[Stored records]

>> START

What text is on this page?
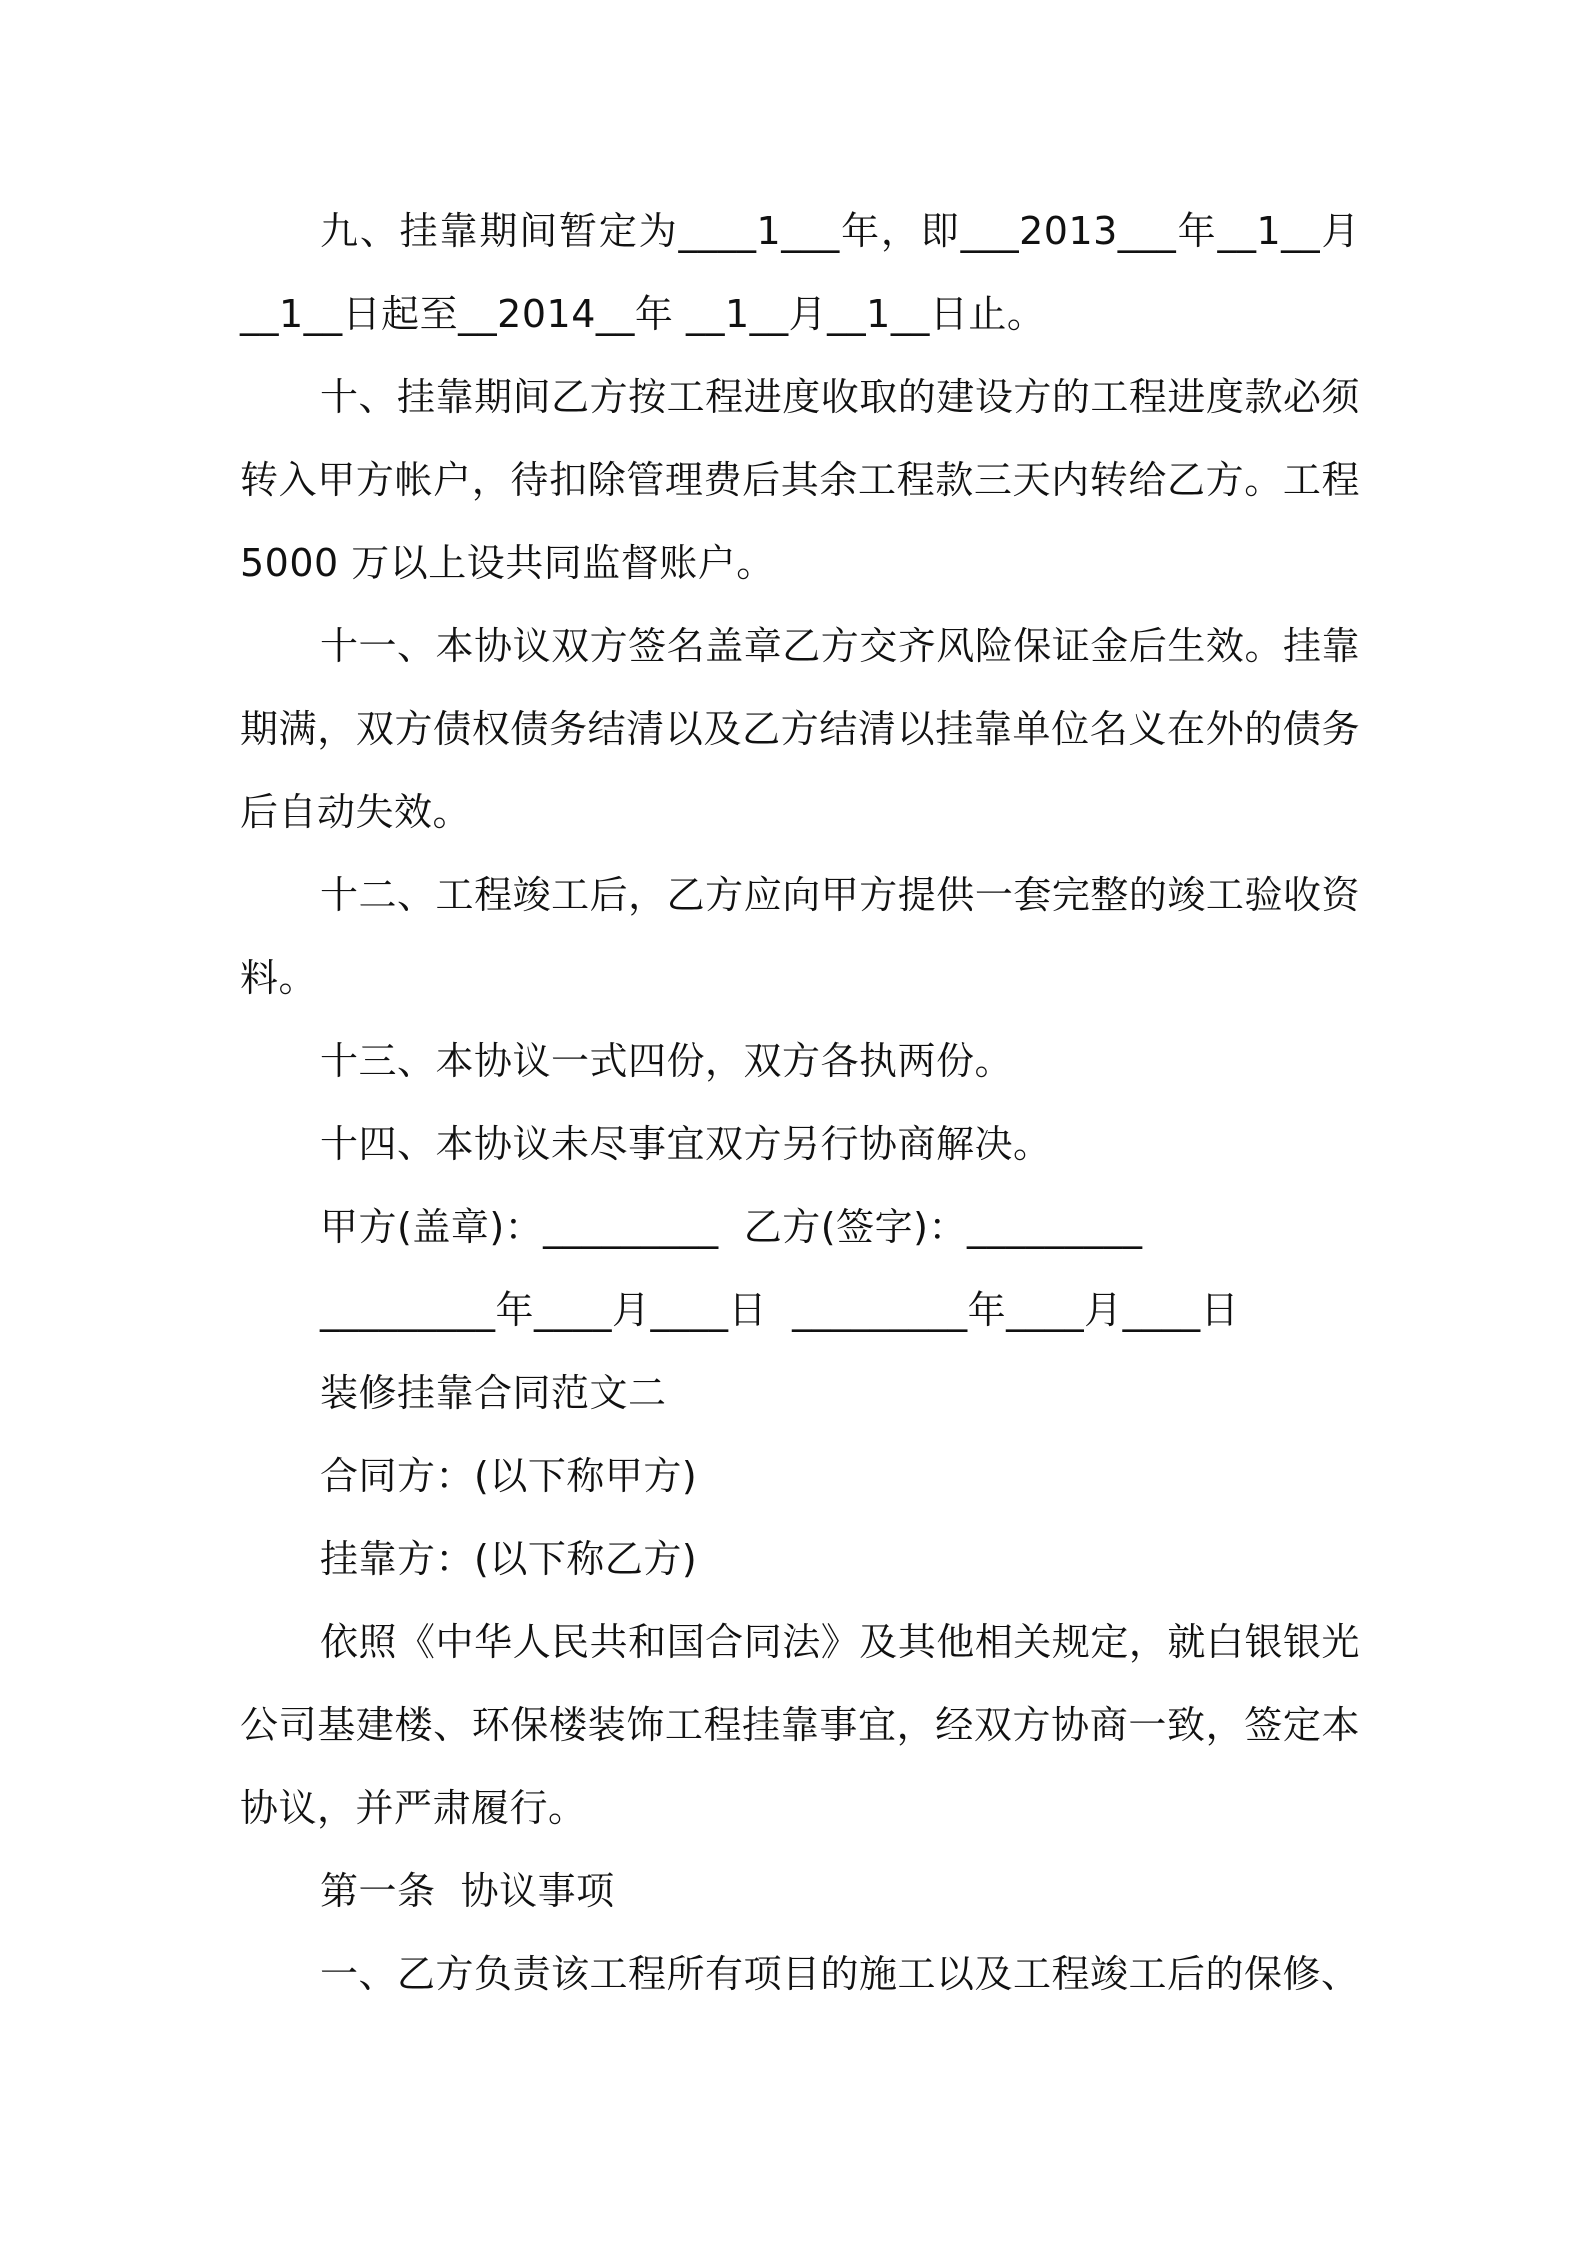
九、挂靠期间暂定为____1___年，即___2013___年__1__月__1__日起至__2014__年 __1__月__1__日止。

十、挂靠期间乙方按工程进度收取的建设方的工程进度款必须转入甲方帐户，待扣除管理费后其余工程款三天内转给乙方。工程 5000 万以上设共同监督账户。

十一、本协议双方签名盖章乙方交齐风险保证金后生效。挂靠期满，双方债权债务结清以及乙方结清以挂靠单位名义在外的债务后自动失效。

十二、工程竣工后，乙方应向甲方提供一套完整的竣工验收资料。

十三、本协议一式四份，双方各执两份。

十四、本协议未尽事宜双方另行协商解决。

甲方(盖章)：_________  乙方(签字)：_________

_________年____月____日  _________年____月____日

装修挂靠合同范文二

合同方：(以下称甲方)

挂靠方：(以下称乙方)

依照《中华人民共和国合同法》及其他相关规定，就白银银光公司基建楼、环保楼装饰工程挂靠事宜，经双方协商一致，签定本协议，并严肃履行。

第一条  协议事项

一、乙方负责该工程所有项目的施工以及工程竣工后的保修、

>> END

● **PROBLEM DETAILS**
Without the pictures, reproduce every line of the records above exactly.

● **THE SOLUTION**
What text is on this page?
九、挂靠期间暂定为____1___年，即___2013___年__1__月__1__日起至__2014__年 __1__月__1__日止。

十、挂靠期间乙方按工程进度收取的建设方的工程进度款必须转入甲方帐户，待扣除管理费后其余工程款三天内转给乙方。工程 5000 万以上设共同监督账户。

十一、本协议双方签名盖章乙方交齐风险保证金后生效。挂靠期满，双方债权债务结清以及乙方结清以挂靠单位名义在外的债务后自动失效。

十二、工程竣工后，乙方应向甲方提供一套完整的竣工验收资料。

十三、本协议一式四份，双方各执两份。

十四、本协议未尽事宜双方另行协商解决。

甲方(盖章)：_________  乙方(签字)：_________

_________年____月____日  _________年____月____日

装修挂靠合同范文二

合同方：(以下称甲方)

挂靠方：(以下称乙方)

依照《中华人民共和国合同法》及其他相关规定，就白银银光公司基建楼、环保楼装饰工程挂靠事宜，经双方协商一致，签定本协议，并严肃履行。

第一条  协议事项

一、乙方负责该工程所有项目的施工以及工程竣工后的保修、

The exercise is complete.